Varlıklarını yadsımak mümkün değil, çünkü şehirlerin sokaklarında,
atölyelerde, evlerde, her yerdeler. Yine de onları görmezden gelmeye devam
ediyoruz. Sayıları her geçen gün artıyor, daha da artacak. Dünyada büyük bir göç
hareketi yaşanıyor ve Türkiye de önemli göç yolları üzerinde. Kimi savaştan,
kimi açlıktan, yoksulluktan, baskılardan, zulümden kurtulmak için, bir umutla
düşüyor yola. Ancak yolun ortasında, mola vermek zorunda kaldıkları Türkiye’de
kötü yaşam koşullarına maruz kalıyorlar. Özellikle “kâğıtsız”
göçmenler, yani ikamet izni veya pasaportu olmayanlar ironik bir
şekilde adlandırılan “yabancı misafirhaneleri”nde
alıkonuyorlar.

----------

# [Görev]
Türkiye'deki göçmenleri anlatan yukarıdaki metni son cümlesinden sonra devam ettirin.

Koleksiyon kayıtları
----------

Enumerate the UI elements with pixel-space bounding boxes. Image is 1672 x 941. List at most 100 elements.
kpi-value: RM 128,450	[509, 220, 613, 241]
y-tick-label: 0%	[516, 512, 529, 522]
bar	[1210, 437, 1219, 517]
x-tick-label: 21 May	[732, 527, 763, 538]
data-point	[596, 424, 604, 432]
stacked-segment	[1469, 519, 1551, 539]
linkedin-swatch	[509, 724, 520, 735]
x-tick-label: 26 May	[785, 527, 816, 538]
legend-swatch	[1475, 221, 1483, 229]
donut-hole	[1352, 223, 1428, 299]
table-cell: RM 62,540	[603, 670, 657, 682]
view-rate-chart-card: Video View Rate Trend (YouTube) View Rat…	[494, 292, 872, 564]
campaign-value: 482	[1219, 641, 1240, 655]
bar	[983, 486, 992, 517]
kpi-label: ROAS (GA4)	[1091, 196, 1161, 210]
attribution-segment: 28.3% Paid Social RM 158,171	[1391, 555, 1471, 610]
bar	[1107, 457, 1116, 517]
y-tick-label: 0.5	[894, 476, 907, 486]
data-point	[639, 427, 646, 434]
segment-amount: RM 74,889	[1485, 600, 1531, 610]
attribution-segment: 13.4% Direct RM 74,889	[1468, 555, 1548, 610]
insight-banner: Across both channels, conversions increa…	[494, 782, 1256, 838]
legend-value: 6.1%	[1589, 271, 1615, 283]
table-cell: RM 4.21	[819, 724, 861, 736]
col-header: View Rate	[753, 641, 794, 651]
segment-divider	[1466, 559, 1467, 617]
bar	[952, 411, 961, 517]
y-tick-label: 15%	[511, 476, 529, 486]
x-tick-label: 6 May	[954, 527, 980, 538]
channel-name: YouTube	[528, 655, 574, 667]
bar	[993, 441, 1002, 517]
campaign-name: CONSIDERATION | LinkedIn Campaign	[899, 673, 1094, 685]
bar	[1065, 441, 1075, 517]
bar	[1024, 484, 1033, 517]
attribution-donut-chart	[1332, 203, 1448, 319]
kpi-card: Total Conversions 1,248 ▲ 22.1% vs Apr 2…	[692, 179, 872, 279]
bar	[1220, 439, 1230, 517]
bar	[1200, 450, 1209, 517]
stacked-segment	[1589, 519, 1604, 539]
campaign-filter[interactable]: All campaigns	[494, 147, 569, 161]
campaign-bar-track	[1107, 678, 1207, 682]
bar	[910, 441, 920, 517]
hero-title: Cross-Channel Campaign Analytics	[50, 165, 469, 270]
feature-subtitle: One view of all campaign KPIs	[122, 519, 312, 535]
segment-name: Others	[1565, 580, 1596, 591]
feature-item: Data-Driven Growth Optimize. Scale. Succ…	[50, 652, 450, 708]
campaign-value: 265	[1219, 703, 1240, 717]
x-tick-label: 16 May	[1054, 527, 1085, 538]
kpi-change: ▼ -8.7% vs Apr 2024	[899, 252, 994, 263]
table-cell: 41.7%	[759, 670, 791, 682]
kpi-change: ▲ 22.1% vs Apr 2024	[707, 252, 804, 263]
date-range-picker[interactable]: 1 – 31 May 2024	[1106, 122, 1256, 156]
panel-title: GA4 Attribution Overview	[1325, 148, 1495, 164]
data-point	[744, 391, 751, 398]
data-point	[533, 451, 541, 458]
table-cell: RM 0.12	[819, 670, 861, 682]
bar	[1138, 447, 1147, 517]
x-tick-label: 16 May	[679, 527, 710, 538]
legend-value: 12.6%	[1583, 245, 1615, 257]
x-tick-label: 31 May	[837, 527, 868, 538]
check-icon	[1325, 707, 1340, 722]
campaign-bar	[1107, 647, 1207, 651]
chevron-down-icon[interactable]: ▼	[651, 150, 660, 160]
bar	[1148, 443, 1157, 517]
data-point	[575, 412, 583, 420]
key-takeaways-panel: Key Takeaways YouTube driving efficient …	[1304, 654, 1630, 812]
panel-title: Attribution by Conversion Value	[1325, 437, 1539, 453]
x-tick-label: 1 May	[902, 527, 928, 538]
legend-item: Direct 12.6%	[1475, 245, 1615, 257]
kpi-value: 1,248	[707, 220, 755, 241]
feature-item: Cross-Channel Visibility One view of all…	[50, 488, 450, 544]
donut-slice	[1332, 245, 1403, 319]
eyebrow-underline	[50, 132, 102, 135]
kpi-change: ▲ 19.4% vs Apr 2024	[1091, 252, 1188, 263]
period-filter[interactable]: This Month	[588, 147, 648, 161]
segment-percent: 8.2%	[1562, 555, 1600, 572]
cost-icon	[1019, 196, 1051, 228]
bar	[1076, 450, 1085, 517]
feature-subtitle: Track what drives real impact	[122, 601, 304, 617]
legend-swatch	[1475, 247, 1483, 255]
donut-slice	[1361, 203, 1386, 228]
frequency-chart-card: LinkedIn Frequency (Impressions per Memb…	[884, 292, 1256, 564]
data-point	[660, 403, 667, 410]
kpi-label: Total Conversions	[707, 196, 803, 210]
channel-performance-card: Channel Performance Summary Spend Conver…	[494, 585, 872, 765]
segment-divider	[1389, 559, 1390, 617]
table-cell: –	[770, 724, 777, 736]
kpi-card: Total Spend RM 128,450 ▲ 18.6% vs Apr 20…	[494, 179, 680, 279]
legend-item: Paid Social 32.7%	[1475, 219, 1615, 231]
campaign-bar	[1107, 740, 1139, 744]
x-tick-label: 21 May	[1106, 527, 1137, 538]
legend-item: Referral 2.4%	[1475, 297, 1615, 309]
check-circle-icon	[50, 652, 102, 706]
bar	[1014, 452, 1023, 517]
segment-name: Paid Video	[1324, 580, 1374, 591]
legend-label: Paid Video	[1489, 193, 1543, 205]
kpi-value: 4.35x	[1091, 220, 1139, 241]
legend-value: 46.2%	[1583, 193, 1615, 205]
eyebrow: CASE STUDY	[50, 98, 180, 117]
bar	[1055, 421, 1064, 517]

----------

# [Beklenen yanıt]
Göçmen Dayanışma Ağı (GDA), işte bu duruma dikkat çekiyor.
Akademisyenlerden insan hakları savunucularına, göçmen haklarıyla ilgili
yurtdışında çalışma yapan sivil toplum kuruluşu üyelerine, öğrencilere kadar
geniş bir katılımcı yelpazesi var ağın. Ceren Öztürk ve
Didem Danış bu yelpazede yer alanlardan ikisi. Öztürk Helsinki
Yurttaşlar Derneği Mülteci Destek Programı’nda danışman olarak çalışıyor, Didem
Danış ise Galatasaray Üniversitesi öğretim üyesi ve sekiz yıldır Türkiye’deki
yabancılar konusunda araştırmalar yapıyor. Onlarla Göçmen Dayanışma Ağı’nı,
hedeflerini, projelerini konuştuk...
- Göçmen Dayanışma Ağı, ne zaman, nasıl oluştu?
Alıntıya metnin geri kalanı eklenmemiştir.